Dataset entries:
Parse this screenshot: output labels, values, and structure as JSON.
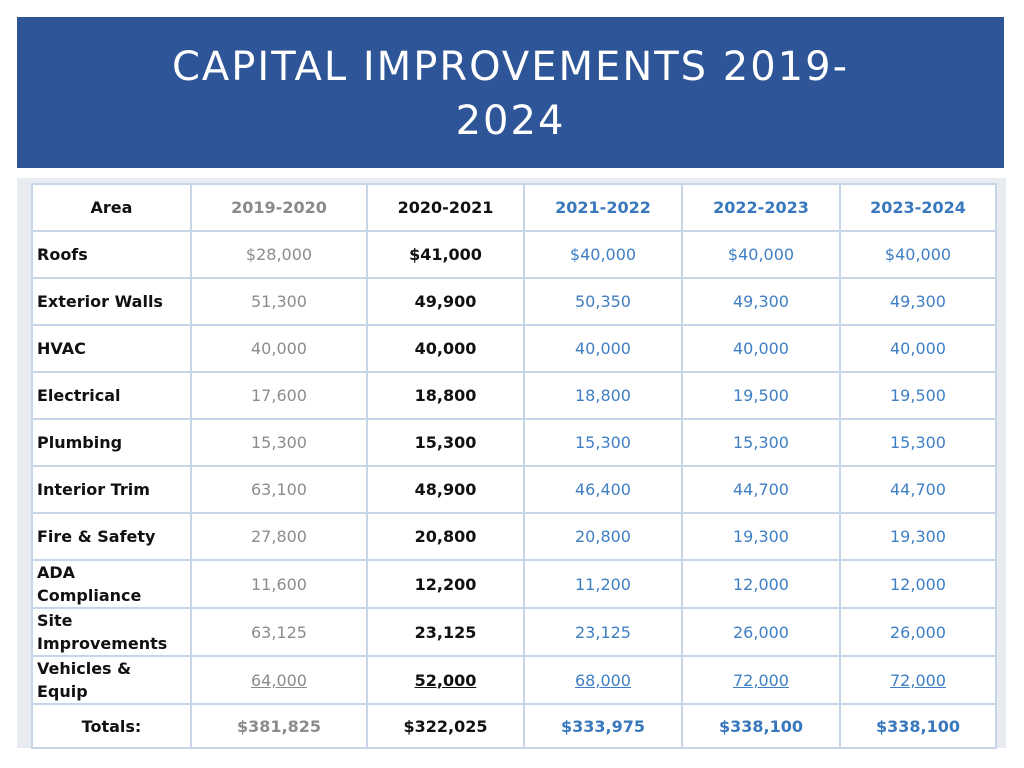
{
  "title": {
    "line1": "CAPITAL IMPROVEMENTS  2019-",
    "line2": "2024"
  },
  "colors": {
    "title_band": "#2e5597",
    "title_text": "#ffffff",
    "grid_line": "#c6d5e8",
    "past_year_text": "#8a8a8a",
    "current_year_text": "#111111",
    "future_year_text": "#3f7fc4"
  },
  "table": {
    "headers": [
      "Area",
      "2019-2020",
      "2020-2021",
      "2021-2022",
      "2022-2023",
      "2023-2024"
    ],
    "rows": [
      {
        "area": [
          "Roofs"
        ],
        "values": [
          "$28,000",
          "$41,000",
          "$40,000",
          "$40,000",
          "$40,000"
        ]
      },
      {
        "area": [
          "Exterior Walls"
        ],
        "values": [
          "51,300",
          "49,900",
          "50,350",
          "49,300",
          "49,300"
        ]
      },
      {
        "area": [
          "HVAC"
        ],
        "values": [
          "40,000",
          "40,000",
          "40,000",
          "40,000",
          "40,000"
        ]
      },
      {
        "area": [
          "Electrical"
        ],
        "values": [
          "17,600",
          "18,800",
          "18,800",
          "19,500",
          "19,500"
        ]
      },
      {
        "area": [
          "Plumbing"
        ],
        "values": [
          "15,300",
          "15,300",
          "15,300",
          "15,300",
          "15,300"
        ]
      },
      {
        "area": [
          "Interior Trim"
        ],
        "values": [
          "63,100",
          "48,900",
          "46,400",
          "44,700",
          "44,700"
        ]
      },
      {
        "area": [
          "Fire & Safety"
        ],
        "values": [
          "27,800",
          "20,800",
          "20,800",
          "19,300",
          "19,300"
        ]
      },
      {
        "area": [
          "ADA",
          "Compliance"
        ],
        "values": [
          "11,600",
          "12,200",
          "11,200",
          "12,000",
          "12,000"
        ]
      },
      {
        "area": [
          "Site",
          "Improvements"
        ],
        "values": [
          "63,125",
          "23,125",
          "23,125",
          "26,000",
          "26,000"
        ]
      },
      {
        "area": [
          "Vehicles &",
          "Equip"
        ],
        "values": [
          "64,000",
          "52,000",
          "68,000",
          "72,000",
          "72,000"
        ]
      }
    ],
    "totals": {
      "label": "Totals:",
      "values": [
        "$381,825",
        "$322,025",
        "$333,975",
        "$338,100",
        "$338,100"
      ]
    }
  }
}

_GIVEN REQUEST_:
From the data above, write out everything exactly except the pictures.

_ANSWER TO THE TASK_:
Parse this screenshot: output labels, values, and structure as JSON.
{
  "title": {
    "line1": "CAPITAL IMPROVEMENTS  2019-",
    "line2": "2024"
  },
  "colors": {
    "title_band": "#2e5597",
    "title_text": "#ffffff",
    "grid_line": "#c6d5e8",
    "past_year_text": "#8a8a8a",
    "current_year_text": "#111111",
    "future_year_text": "#3f7fc4"
  },
  "table": {
    "headers": [
      "Area",
      "2019-2020",
      "2020-2021",
      "2021-2022",
      "2022-2023",
      "2023-2024"
    ],
    "rows": [
      {
        "area": [
          "Roofs"
        ],
        "values": [
          "$28,000",
          "$41,000",
          "$40,000",
          "$40,000",
          "$40,000"
        ]
      },
      {
        "area": [
          "Exterior Walls"
        ],
        "values": [
          "51,300",
          "49,900",
          "50,350",
          "49,300",
          "49,300"
        ]
      },
      {
        "area": [
          "HVAC"
        ],
        "values": [
          "40,000",
          "40,000",
          "40,000",
          "40,000",
          "40,000"
        ]
      },
      {
        "area": [
          "Electrical"
        ],
        "values": [
          "17,600",
          "18,800",
          "18,800",
          "19,500",
          "19,500"
        ]
      },
      {
        "area": [
          "Plumbing"
        ],
        "values": [
          "15,300",
          "15,300",
          "15,300",
          "15,300",
          "15,300"
        ]
      },
      {
        "area": [
          "Interior Trim"
        ],
        "values": [
          "63,100",
          "48,900",
          "46,400",
          "44,700",
          "44,700"
        ]
      },
      {
        "area": [
          "Fire & Safety"
        ],
        "values": [
          "27,800",
          "20,800",
          "20,800",
          "19,300",
          "19,300"
        ]
      },
      {
        "area": [
          "ADA",
          "Compliance"
        ],
        "values": [
          "11,600",
          "12,200",
          "11,200",
          "12,000",
          "12,000"
        ]
      },
      {
        "area": [
          "Site",
          "Improvements"
        ],
        "values": [
          "63,125",
          "23,125",
          "23,125",
          "26,000",
          "26,000"
        ]
      },
      {
        "area": [
          "Vehicles &",
          "Equip"
        ],
        "values": [
          "64,000",
          "52,000",
          "68,000",
          "72,000",
          "72,000"
        ]
      }
    ],
    "totals": {
      "label": "Totals:",
      "values": [
        "$381,825",
        "$322,025",
        "$333,975",
        "$338,100",
        "$338,100"
      ]
    }
  }
}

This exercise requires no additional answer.